(Data records)
# # # # #

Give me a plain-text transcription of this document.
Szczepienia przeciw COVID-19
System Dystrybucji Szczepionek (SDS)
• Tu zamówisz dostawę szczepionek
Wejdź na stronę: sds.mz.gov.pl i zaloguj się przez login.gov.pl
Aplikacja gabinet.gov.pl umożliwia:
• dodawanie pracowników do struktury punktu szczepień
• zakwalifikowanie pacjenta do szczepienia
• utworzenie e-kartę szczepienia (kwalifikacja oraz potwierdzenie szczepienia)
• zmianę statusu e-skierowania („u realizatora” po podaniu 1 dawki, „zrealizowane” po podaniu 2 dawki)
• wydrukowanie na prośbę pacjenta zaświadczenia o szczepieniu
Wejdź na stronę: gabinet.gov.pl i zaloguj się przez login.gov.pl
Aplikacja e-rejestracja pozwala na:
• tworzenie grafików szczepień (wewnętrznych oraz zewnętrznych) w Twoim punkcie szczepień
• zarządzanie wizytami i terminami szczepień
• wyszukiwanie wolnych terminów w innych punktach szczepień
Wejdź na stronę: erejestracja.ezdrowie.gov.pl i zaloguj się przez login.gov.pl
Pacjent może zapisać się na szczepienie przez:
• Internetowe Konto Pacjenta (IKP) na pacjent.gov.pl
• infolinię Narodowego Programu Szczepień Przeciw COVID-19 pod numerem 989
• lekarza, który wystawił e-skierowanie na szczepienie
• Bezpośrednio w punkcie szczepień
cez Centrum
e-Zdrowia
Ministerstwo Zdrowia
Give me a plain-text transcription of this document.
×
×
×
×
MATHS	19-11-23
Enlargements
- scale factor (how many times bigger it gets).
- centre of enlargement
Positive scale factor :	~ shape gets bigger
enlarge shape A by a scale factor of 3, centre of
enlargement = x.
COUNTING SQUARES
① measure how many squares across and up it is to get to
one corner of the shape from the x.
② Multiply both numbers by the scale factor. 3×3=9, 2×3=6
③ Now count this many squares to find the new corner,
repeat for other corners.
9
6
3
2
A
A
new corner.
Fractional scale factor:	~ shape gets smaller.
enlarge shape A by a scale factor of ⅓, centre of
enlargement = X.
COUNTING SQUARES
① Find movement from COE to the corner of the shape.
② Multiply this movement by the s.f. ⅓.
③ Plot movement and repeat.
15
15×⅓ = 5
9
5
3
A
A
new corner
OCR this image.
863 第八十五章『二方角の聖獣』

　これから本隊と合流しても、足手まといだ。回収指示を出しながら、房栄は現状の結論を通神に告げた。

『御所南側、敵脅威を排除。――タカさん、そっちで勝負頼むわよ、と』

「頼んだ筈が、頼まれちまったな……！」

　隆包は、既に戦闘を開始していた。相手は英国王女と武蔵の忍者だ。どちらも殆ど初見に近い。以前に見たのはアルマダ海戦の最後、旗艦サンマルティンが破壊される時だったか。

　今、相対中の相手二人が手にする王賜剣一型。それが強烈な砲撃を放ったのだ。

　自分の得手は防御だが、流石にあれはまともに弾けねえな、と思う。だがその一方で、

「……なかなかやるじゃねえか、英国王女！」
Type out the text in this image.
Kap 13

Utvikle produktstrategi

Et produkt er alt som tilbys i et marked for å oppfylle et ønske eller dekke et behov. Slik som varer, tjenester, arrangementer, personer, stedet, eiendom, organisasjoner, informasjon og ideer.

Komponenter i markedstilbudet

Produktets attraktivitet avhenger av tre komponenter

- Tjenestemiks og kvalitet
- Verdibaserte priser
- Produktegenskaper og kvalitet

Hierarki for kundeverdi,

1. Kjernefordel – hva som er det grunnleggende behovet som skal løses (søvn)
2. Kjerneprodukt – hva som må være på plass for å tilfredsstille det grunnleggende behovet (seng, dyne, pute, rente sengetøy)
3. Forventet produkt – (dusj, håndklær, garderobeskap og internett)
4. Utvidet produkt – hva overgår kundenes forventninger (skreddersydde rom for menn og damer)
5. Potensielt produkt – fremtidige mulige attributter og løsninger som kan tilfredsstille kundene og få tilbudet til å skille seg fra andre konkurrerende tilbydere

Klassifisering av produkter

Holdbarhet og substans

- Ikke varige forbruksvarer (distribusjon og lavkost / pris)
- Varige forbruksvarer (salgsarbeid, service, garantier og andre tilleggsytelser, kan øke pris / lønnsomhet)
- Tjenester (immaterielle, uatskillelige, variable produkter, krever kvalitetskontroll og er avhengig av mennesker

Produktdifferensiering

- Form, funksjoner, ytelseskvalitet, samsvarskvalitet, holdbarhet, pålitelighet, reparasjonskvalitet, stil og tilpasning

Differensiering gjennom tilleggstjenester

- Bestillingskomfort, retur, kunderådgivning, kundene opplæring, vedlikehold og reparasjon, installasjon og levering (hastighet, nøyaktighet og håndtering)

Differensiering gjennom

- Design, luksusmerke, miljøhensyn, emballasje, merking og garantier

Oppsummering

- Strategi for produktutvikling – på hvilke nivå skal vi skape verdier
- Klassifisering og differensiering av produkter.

# # # # #

_SET PROBLEM:_ Repeat all entries. Match them exactly.

_FULL RESPONSE:_
Give me a plain-text transcription of this document.
Szczepienia przeciw COVID-19
System Dystrybucji Szczepionek (SDS)
• Tu zamówisz dostawę szczepionek
Wejdź na stronę: sds.mz.gov.pl i zaloguj się przez login.gov.pl
Aplikacja gabinet.gov.pl umożliwia:
• dodawanie pracowników do struktury punktu szczepień
• zakwalifikowanie pacjenta do szczepienia
• utworzenie e-kartę szczepienia (kwalifikacja oraz potwierdzenie szczepienia)
• zmianę statusu e-skierowania („u realizatora” po podaniu 1 dawki, „zrealizowane” po podaniu 2 dawki)
• wydrukowanie na prośbę pacjenta zaświadczenia o szczepieniu
Wejdź na stronę: gabinet.gov.pl i zaloguj się przez login.gov.pl
Aplikacja e-rejestracja pozwala na:
• tworzenie grafików szczepień (wewnętrznych oraz zewnętrznych) w Twoim punkcie szczepień
• zarządzanie wizytami i terminami szczepień
• wyszukiwanie wolnych terminów w innych punktach szczepień
Wejdź na stronę: erejestracja.ezdrowie.gov.pl i zaloguj się przez login.gov.pl
Pacjent może zapisać się na szczepienie przez:
• Internetowe Konto Pacjenta (IKP) na pacjent.gov.pl
• infolinię Narodowego Programu Szczepień Przeciw COVID-19 pod numerem 989
• lekarza, który wystawił e-skierowanie na szczepienie
• Bezpośrednio w punkcie szczepień
cez Centrum
e-Zdrowia
Ministerstwo Zdrowia
Give me a plain-text transcription of this document.
×
×
×
×
MATHS	19-11-23
Enlargements
- scale factor (how many times bigger it gets).
- centre of enlargement
Positive scale factor :	~ shape gets bigger
enlarge shape A by a scale factor of 3, centre of
enlargement = x.
COUNTING SQUARES
① measure how many squares across and up it is to get to
one corner of the shape from the x.
② Multiply both numbers by the scale factor. 3×3=9, 2×3=6
③ Now count this many squares to find the new corner,
repeat for other corners.
9
6
3
2
A
A
new corner.
Fractional scale factor:	~ shape gets smaller.
enlarge shape A by a scale factor of ⅓, centre of
enlargement = X.
COUNTING SQUARES
① Find movement from COE to the corner of the shape.
② Multiply this movement by the s.f. ⅓.
③ Plot movement and repeat.
15
15×⅓ = 5
9
5
3
A
A
new corner
OCR this image.
863 第八十五章『二方角の聖獣』

　これから本隊と合流しても、足手まといだ。回収指示を出しながら、房栄は現状の結論を通神に告げた。

『御所南側、敵脅威を排除。――タカさん、そっちで勝負頼むわよ、と』

「頼んだ筈が、頼まれちまったな……！」

　隆包は、既に戦闘を開始していた。相手は英国王女と武蔵の忍者だ。どちらも殆ど初見に近い。以前に見たのはアルマダ海戦の最後、旗艦サンマルティンが破壊される時だったか。

　今、相対中の相手二人が手にする王賜剣一型。それが強烈な砲撃を放ったのだ。

　自分の得手は防御だが、流石にあれはまともに弾けねえな、と思う。だがその一方で、

「……なかなかやるじゃねえか、英国王女！」
Type out the text in this image.
Kap 13

Utvikle produktstrategi

Et produkt er alt som tilbys i et marked for å oppfylle et ønske eller dekke et behov. Slik som varer, tjenester, arrangementer, personer, stedet, eiendom, organisasjoner, informasjon og ideer.

Komponenter i markedstilbudet

Produktets attraktivitet avhenger av tre komponenter

- Tjenestemiks og kvalitet
- Verdibaserte priser
- Produktegenskaper og kvalitet

Hierarki for kundeverdi,

1. Kjernefordel – hva som er det grunnleggende behovet som skal løses (søvn)
2. Kjerneprodukt – hva som må være på plass for å tilfredsstille det grunnleggende behovet (seng, dyne, pute, rente sengetøy)
3. Forventet produkt – (dusj, håndklær, garderobeskap og internett)
4. Utvidet produkt – hva overgår kundenes forventninger (skreddersydde rom for menn og damer)
5. Potensielt produkt – fremtidige mulige attributter og løsninger som kan tilfredsstille kundene og få tilbudet til å skille seg fra andre konkurrerende tilbydere

Klassifisering av produkter

Holdbarhet og substans

- Ikke varige forbruksvarer (distribusjon og lavkost / pris)
- Varige forbruksvarer (salgsarbeid, service, garantier og andre tilleggsytelser, kan øke pris / lønnsomhet)
- Tjenester (immaterielle, uatskillelige, variable produkter, krever kvalitetskontroll og er avhengig av mennesker

Produktdifferensiering

- Form, funksjoner, ytelseskvalitet, samsvarskvalitet, holdbarhet, pålitelighet, reparasjonskvalitet, stil og tilpasning

Differensiering gjennom tilleggstjenester

- Bestillingskomfort, retur, kunderådgivning, kundene opplæring, vedlikehold og reparasjon, installasjon og levering (hastighet, nøyaktighet og håndtering)

Differensiering gjennom

- Design, luksusmerke, miljøhensyn, emballasje, merking og garantier

Oppsummering

- Strategi for produktutvikling – på hvilke nivå skal vi skape verdier
- Klassifisering og differensiering av produkter.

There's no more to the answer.